**Objective**: Work out how many lines hold "Pairing". Give the number and nothing else.

======== Given information

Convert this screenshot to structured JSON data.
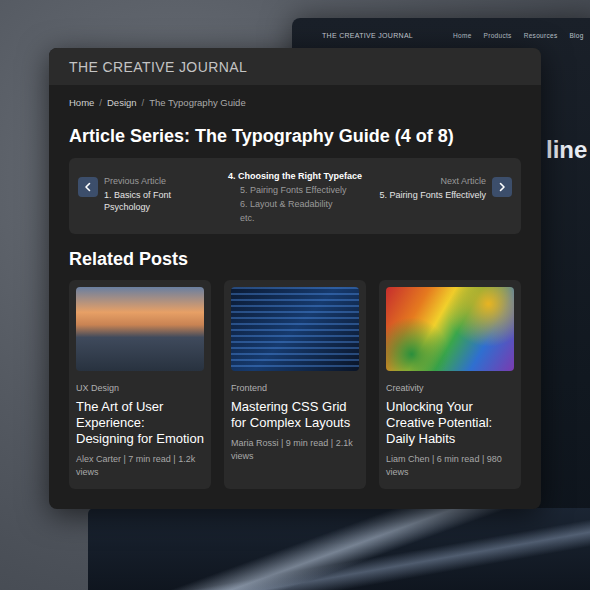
{
  "background_window": {
    "title": "THE CREATIVE JOURNAL",
    "nav": [
      "Home",
      "Products",
      "Resources",
      "Blog"
    ],
    "hero_text": "line"
  },
  "window": {
    "title": "THE CREATIVE JOURNAL"
  },
  "breadcrumb": {
    "separator": "/",
    "items": [
      "Home",
      "Design",
      "The Typography Guide"
    ]
  },
  "series": {
    "title": "Article Series: The Typography Guide (4 of 8)",
    "previous": {
      "label": "Previous Article",
      "title": "1. Basics of Font Psychology"
    },
    "next": {
      "label": "Next Article",
      "title": "5. Pairing Fonts Effectively"
    },
    "items": [
      {
        "label": "4. Choosing the Right Typeface",
        "selected": true
      },
      {
        "label": "5. Pairing Fonts Effectively",
        "selected": false
      },
      {
        "label": "6. Layout & Readability",
        "selected": false
      },
      {
        "label": "etc.",
        "selected": false
      }
    ]
  },
  "related": {
    "title": "Related Posts",
    "posts": [
      {
        "category": "UX Design",
        "title": "The Art of User Experience: Designing for Emotion",
        "meta": "Alex Carter | 7 min read | 1.2k views"
      },
      {
        "category": "Frontend",
        "title": "Mastering CSS Grid for Complex Layouts",
        "meta": "Maria Rossi | 9 min read | 2.1k views"
      },
      {
        "category": "Creativity",
        "title": "Unlocking Your Creative Potential: Daily Habits",
        "meta": "Liam Chen | 6 min read | 980 views"
      }
    ]
  }
}
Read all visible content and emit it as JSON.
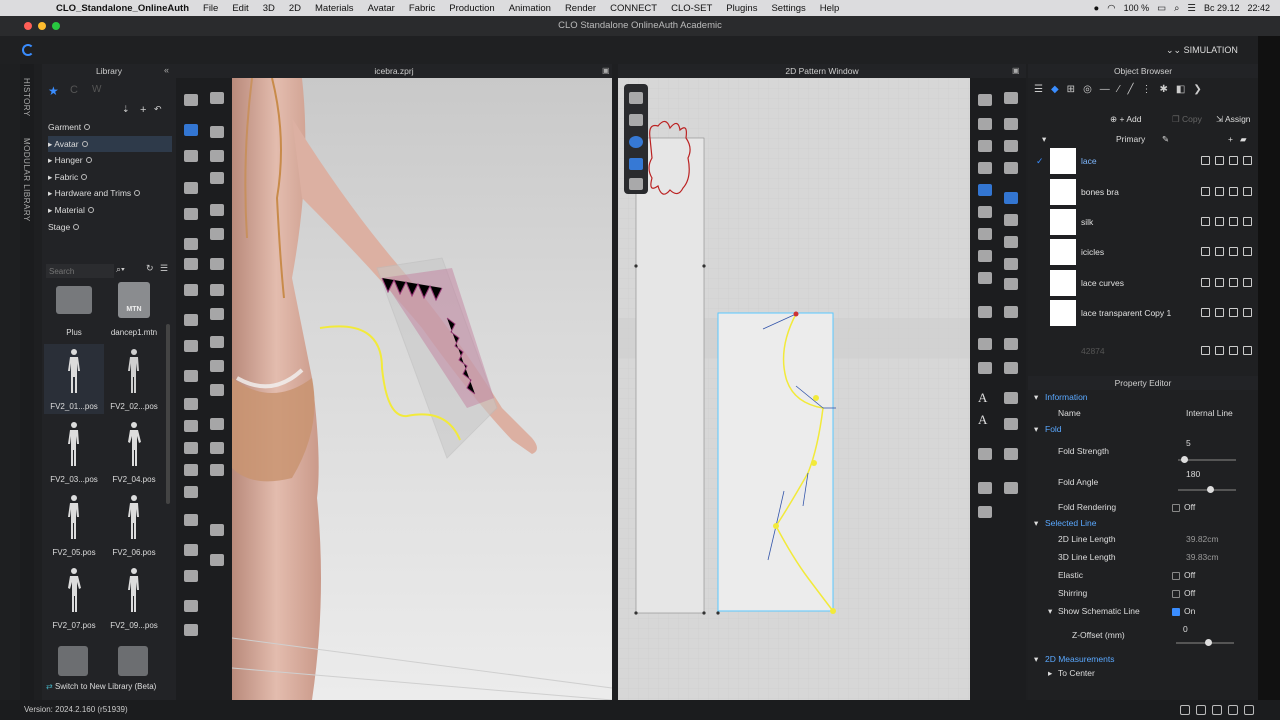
{
  "menubar": {
    "app": "CLO_Standalone_OnlineAuth",
    "items": [
      "File",
      "Edit",
      "3D",
      "2D",
      "Materials",
      "Avatar",
      "Fabric",
      "Production",
      "Animation",
      "Render",
      "CONNECT",
      "CLO-SET",
      "Plugins",
      "Settings",
      "Help"
    ],
    "battery": "100 %",
    "date": "Вс 29.12",
    "time": "22:42"
  },
  "window_title": "CLO Standalone OnlineAuth Academic",
  "toolbar": {
    "mode": "SIMULATION"
  },
  "left_tabs": {
    "history": "HISTORY",
    "modular": "MODULAR LIBRARY"
  },
  "library": {
    "title": "Library",
    "tree": [
      {
        "label": "Garment",
        "arrow": ""
      },
      {
        "label": "Avatar",
        "arrow": "▸"
      },
      {
        "label": "Hanger",
        "arrow": "▸"
      },
      {
        "label": "Fabric",
        "arrow": "▸"
      },
      {
        "label": "Hardware and Trims",
        "arrow": "▸"
      },
      {
        "label": "Material",
        "arrow": "▸"
      },
      {
        "label": "Stage",
        "arrow": ""
      }
    ],
    "search_placeholder": "Search",
    "thumbs": [
      {
        "label": "Plus",
        "kind": "folder"
      },
      {
        "label": "dancep1.mtn",
        "kind": "mtn",
        "badge": "MTN"
      },
      {
        "label": "FV2_01...pos",
        "kind": "fig"
      },
      {
        "label": "FV2_02...pos",
        "kind": "fig"
      },
      {
        "label": "FV2_03...pos",
        "kind": "fig"
      },
      {
        "label": "FV2_04.pos",
        "kind": "fig"
      },
      {
        "label": "FV2_05.pos",
        "kind": "fig"
      },
      {
        "label": "FV2_06.pos",
        "kind": "fig"
      },
      {
        "label": "FV2_07.pos",
        "kind": "fig"
      },
      {
        "label": "FV2_09...pos",
        "kind": "fig"
      }
    ],
    "switch_label": "Switch to New Library (Beta)"
  },
  "view3d": {
    "title": "icebra.zprj"
  },
  "view2d": {
    "title": "2D Pattern Window"
  },
  "object_browser": {
    "title": "Object Browser",
    "add_label": "Add",
    "copy_label": "Copy",
    "assign_label": "Assign",
    "group": "Primary",
    "fabrics": [
      {
        "name": "lace",
        "selected": true
      },
      {
        "name": "bones bra",
        "selected": false
      },
      {
        "name": "silk",
        "selected": false
      },
      {
        "name": "icicles",
        "selected": false
      },
      {
        "name": "lace curves",
        "selected": false
      },
      {
        "name": "lace transparent Copy 1",
        "selected": false
      }
    ],
    "extra": "42874"
  },
  "property_editor": {
    "title": "Property Editor",
    "information": "Information",
    "name_label": "Name",
    "name_value": "Internal Line",
    "fold": "Fold",
    "fold_strength_label": "Fold Strength",
    "fold_strength": "5",
    "fold_strength_level": 0.05,
    "fold_angle_label": "Fold Angle",
    "fold_angle": "180",
    "fold_angle_level": 0.5,
    "fold_rendering_label": "Fold Rendering",
    "fold_rendering": "Off",
    "selected_line": "Selected Line",
    "len2d_label": "2D Line Length",
    "len2d": "39.82cm",
    "len3d_label": "3D Line Length",
    "len3d": "39.83cm",
    "elastic_label": "Elastic",
    "elastic": "Off",
    "shirring_label": "Shirring",
    "shirring": "Off",
    "schematic_label": "Show Schematic Line",
    "schematic": "On",
    "zoffset_label": "Z-Offset (mm)",
    "zoffset": "0",
    "zoffset_level": 0.5,
    "measurements": "2D Measurements",
    "to_center": "To Center"
  },
  "status": {
    "version": "Version: 2024.2.160 (r51939)"
  }
}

================

**Output of the task**: 2